◆ PROBLEM REQUIREMENTS: Write down the material word for word, starting at its first line and ending at the line that contains "point [894,28,917,49]".

◆ ENTRIES PROVIDED:
☆ ☆ ☆

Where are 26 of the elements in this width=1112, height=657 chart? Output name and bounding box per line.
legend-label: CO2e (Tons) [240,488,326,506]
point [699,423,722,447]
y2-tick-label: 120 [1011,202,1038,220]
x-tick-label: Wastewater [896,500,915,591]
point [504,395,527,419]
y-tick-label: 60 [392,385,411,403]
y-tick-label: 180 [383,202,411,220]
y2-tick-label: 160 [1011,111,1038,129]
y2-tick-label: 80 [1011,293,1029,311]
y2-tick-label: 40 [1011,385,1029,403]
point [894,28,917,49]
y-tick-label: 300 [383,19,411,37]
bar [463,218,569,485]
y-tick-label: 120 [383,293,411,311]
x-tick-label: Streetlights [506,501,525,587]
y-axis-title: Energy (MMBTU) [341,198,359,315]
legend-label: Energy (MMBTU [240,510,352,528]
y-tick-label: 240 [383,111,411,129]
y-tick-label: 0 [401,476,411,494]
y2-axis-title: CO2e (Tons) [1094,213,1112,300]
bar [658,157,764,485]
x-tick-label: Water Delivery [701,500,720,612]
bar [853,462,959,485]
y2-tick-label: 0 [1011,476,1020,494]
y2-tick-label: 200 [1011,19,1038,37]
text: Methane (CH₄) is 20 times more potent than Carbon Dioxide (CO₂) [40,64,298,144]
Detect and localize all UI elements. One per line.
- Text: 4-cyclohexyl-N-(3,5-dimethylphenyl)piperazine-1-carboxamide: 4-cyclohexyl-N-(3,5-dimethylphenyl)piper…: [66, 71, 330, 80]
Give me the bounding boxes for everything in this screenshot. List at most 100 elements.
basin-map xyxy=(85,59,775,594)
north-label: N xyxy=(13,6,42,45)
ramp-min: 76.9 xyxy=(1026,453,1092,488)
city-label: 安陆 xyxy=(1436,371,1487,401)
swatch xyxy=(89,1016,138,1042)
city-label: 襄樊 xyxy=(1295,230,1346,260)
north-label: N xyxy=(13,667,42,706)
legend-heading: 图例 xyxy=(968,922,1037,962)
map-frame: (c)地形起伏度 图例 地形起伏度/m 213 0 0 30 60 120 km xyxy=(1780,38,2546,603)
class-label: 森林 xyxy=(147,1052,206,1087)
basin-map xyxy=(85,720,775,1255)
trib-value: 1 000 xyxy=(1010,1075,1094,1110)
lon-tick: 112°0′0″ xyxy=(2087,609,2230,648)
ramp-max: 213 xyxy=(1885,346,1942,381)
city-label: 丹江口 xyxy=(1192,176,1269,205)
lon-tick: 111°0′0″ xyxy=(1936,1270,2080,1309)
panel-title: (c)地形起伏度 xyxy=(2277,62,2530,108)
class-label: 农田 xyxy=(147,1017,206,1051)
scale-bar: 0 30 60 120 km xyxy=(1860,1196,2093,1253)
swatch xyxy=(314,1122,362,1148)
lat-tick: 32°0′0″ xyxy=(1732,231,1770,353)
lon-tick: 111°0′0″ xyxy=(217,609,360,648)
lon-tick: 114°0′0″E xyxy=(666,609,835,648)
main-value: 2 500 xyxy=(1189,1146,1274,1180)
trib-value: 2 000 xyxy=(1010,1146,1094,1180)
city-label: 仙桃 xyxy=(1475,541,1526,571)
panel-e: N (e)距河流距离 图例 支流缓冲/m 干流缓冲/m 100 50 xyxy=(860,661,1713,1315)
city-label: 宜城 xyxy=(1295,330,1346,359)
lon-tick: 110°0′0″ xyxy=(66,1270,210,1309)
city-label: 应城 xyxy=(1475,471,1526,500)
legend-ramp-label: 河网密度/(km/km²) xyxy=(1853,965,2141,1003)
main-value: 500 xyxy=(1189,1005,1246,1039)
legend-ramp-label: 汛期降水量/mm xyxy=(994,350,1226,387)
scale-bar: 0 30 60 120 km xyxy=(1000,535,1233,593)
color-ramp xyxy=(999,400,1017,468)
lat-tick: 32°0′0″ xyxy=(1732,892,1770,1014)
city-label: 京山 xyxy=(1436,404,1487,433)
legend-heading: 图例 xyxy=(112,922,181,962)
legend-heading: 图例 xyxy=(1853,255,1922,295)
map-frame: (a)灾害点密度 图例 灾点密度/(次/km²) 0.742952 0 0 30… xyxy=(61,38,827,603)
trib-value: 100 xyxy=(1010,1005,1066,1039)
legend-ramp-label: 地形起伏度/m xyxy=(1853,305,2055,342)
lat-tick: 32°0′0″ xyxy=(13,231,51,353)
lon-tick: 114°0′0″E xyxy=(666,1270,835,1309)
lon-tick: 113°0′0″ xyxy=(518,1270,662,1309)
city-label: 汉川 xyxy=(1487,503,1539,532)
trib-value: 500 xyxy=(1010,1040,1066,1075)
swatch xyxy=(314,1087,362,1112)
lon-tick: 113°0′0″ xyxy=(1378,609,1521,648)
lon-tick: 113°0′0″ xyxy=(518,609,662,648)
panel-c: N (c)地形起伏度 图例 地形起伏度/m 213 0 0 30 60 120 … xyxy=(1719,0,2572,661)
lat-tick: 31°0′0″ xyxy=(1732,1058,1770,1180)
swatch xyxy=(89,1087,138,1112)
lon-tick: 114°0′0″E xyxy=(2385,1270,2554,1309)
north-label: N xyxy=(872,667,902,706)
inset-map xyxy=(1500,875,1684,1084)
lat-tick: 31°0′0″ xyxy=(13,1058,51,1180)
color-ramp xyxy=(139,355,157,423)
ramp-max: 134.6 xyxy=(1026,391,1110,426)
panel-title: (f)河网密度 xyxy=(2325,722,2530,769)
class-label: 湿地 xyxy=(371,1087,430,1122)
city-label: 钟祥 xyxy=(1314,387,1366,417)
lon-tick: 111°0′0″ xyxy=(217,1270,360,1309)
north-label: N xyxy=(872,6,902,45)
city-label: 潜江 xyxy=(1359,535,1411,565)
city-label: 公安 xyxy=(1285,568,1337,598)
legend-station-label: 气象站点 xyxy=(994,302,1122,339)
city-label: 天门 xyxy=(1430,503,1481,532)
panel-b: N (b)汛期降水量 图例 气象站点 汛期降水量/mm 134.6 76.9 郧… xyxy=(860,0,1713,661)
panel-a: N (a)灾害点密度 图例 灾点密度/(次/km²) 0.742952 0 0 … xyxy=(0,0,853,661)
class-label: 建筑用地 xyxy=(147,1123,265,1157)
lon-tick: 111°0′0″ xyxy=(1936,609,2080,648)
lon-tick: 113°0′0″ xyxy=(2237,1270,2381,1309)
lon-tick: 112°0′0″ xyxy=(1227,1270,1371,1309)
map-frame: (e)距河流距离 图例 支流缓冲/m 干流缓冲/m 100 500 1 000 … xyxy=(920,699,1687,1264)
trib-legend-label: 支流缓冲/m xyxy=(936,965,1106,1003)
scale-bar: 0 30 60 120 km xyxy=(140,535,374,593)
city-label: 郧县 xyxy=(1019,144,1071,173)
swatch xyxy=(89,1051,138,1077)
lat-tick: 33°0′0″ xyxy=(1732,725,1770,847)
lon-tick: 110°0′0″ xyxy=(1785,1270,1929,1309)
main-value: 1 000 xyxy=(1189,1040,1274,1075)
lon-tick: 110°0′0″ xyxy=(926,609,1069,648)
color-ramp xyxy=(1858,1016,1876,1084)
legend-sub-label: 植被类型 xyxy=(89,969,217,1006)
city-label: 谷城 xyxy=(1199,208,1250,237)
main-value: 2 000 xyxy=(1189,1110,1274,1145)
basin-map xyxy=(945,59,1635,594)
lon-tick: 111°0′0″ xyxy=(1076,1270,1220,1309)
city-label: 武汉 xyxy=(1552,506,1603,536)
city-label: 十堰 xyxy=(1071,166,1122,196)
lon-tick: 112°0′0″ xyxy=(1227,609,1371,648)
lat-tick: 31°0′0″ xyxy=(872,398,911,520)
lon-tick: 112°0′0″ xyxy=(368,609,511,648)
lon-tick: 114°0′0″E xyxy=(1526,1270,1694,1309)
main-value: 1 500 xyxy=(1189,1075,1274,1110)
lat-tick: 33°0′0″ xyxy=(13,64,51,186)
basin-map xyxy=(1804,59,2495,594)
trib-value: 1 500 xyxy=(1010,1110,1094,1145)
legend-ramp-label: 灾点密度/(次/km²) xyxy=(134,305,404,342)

☆ ☆ ☆

◆ COMPLETE OUTPUT:
Where are 26 of the elements in this width=1112, height=657 chart? Output name and bounding box per line.
legend-label: CO2e (Tons) [240,488,326,506]
point [699,423,722,447]
y2-tick-label: 120 [1011,202,1038,220]
x-tick-label: Wastewater [896,500,915,591]
point [504,395,527,419]
y-tick-label: 60 [392,385,411,403]
y-tick-label: 180 [383,202,411,220]
y2-tick-label: 160 [1011,111,1038,129]
y2-tick-label: 80 [1011,293,1029,311]
y2-tick-label: 40 [1011,385,1029,403]
point [894,28,917,49]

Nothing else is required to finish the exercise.